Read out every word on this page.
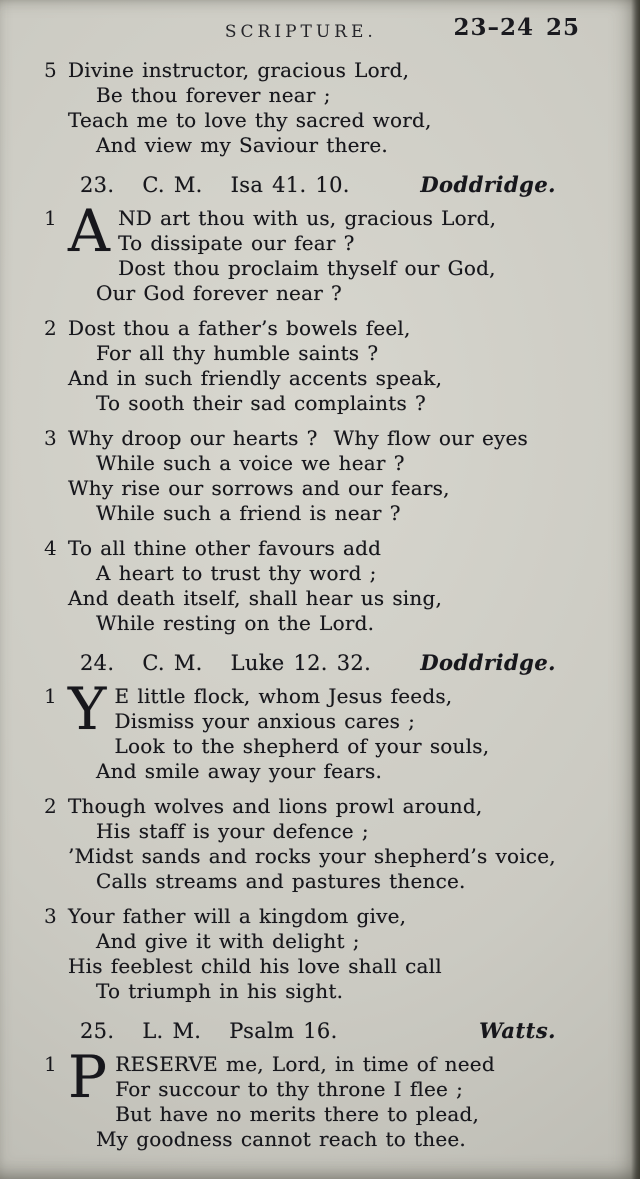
SCRIPTURE.	23–24 25
5 Divine instructor, gracious Lord,
Be thou forever near ;
Teach me to love thy sacred word,
And view my Saviour there.
23. C. M. Isa 41. 10.	Doddridge.
1 AND art thou with us, gracious Lord,
To dissipate our fear ?
Dost thou proclaim thyself our God,
Our God forever near ?
2 Dost thou a father’s bowels feel,
For all thy humble saints ?
And in such friendly accents speak,
To sooth their sad complaints ?
3 Why droop our hearts ?  Why flow our eyes
While such a voice we hear ?
Why rise our sorrows and our fears,
While such a friend is near ?
4 To all thine other favours add
A heart to trust thy word ;
And death itself, shall hear us sing,
While resting on the Lord.
24. C. M. Luke 12. 32. Doddridge.
1 Y E little flock, whom Jesus feeds,
Dismiss your anxious cares ;
Look to the shepherd of your souls,
And smile away your fears.
2 Though wolves and lions prowl around,
His staff is your defence ;
’Midst sands and rocks your shepherd’s voice,
Calls streams and pastures thence.
3 Your father will a kingdom give,
And give it with delight ;
His feeblest child his love shall call
To triumph in his sight.
25. L. M. Psalm 16.	Watts.
1 PRESERVE me, Lord, in time of need
For succour to thy throne I flee ;
But have no merits there to plead,
My goodness cannot reach to thee.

----------------

What you will do -
Print the listing above in full, exactly as written. Omit any pictures.

Output -
Read out every word on this page.
SCRIPTURE.	23–24 25
5 Divine instructor, gracious Lord,
Be thou forever near ;
Teach me to love thy sacred word,
And view my Saviour there.
23. C. M. Isa 41. 10.	Doddridge.
1 AND art thou with us, gracious Lord,
To dissipate our fear ?
Dost thou proclaim thyself our God,
Our God forever near ?
2 Dost thou a father’s bowels feel,
For all thy humble saints ?
And in such friendly accents speak,
To sooth their sad complaints ?
3 Why droop our hearts ?  Why flow our eyes
While such a voice we hear ?
Why rise our sorrows and our fears,
While such a friend is near ?
4 To all thine other favours add
A heart to trust thy word ;
And death itself, shall hear us sing,
While resting on the Lord.
24. C. M. Luke 12. 32. Doddridge.
1 Y E little flock, whom Jesus feeds,
Dismiss your anxious cares ;
Look to the shepherd of your souls,
And smile away your fears.
2 Though wolves and lions prowl around,
His staff is your defence ;
’Midst sands and rocks your shepherd’s voice,
Calls streams and pastures thence.
3 Your father will a kingdom give,
And give it with delight ;
His feeblest child his love shall call
To triumph in his sight.
25. L. M. Psalm 16.	Watts.
1 PRESERVE me, Lord, in time of need
For succour to thy throne I flee ;
But have no merits there to plead,
My goodness cannot reach to thee.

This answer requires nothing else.